Reproduce all entries word for word.

(Stored dataset items)
☆ ☆ ☆ ☆
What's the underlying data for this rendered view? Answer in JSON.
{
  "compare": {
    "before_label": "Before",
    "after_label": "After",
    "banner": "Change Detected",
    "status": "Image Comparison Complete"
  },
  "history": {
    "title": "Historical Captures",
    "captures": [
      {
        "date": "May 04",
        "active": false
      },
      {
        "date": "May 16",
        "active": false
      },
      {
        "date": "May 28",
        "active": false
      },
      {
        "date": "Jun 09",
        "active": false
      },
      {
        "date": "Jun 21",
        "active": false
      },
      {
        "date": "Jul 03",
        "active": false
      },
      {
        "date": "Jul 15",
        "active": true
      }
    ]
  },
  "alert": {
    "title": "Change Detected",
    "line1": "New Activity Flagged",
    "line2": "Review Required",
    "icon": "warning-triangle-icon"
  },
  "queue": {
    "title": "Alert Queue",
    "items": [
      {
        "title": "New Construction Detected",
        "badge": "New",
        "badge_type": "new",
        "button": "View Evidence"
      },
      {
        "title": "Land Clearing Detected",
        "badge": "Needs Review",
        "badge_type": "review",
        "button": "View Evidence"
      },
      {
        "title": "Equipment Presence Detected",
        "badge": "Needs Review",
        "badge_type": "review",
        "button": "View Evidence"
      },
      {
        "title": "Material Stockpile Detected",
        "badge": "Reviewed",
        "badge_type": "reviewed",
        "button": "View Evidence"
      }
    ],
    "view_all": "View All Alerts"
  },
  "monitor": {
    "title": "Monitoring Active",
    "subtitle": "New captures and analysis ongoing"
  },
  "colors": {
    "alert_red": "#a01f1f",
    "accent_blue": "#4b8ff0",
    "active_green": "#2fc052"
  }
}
☆ ☆ ☆ ☆
Written response:
What's the underlying data for this rendered view? Answer in JSON.
{
  "compare": {
    "before_label": "Before",
    "after_label": "After",
    "banner": "Change Detected",
    "status": "Image Comparison Complete"
  },
  "history": {
    "title": "Historical Captures",
    "captures": [
      {
        "date": "May 04",
        "active": false
      },
      {
        "date": "May 16",
        "active": false
      },
      {
        "date": "May 28",
        "active": false
      },
      {
        "date": "Jun 09",
        "active": false
      },
      {
        "date": "Jun 21",
        "active": false
      },
      {
        "date": "Jul 03",
        "active": false
      },
      {
        "date": "Jul 15",
        "active": true
      }
    ]
  },
  "alert": {
    "title": "Change Detected",
    "line1": "New Activity Flagged",
    "line2": "Review Required",
    "icon": "warning-triangle-icon"
  },
  "queue": {
    "title": "Alert Queue",
    "items": [
      {
        "title": "New Construction Detected",
        "badge": "New",
        "badge_type": "new",
        "button": "View Evidence"
      },
      {
        "title": "Land Clearing Detected",
        "badge": "Needs Review",
        "badge_type": "review",
        "button": "View Evidence"
      },
      {
        "title": "Equipment Presence Detected",
        "badge": "Needs Review",
        "badge_type": "review",
        "button": "View Evidence"
      },
      {
        "title": "Material Stockpile Detected",
        "badge": "Reviewed",
        "badge_type": "reviewed",
        "button": "View Evidence"
      }
    ],
    "view_all": "View All Alerts"
  },
  "monitor": {
    "title": "Monitoring Active",
    "subtitle": "New captures and analysis ongoing"
  },
  "colors": {
    "alert_red": "#a01f1f",
    "accent_blue": "#4b8ff0",
    "active_green": "#2fc052"
  }
}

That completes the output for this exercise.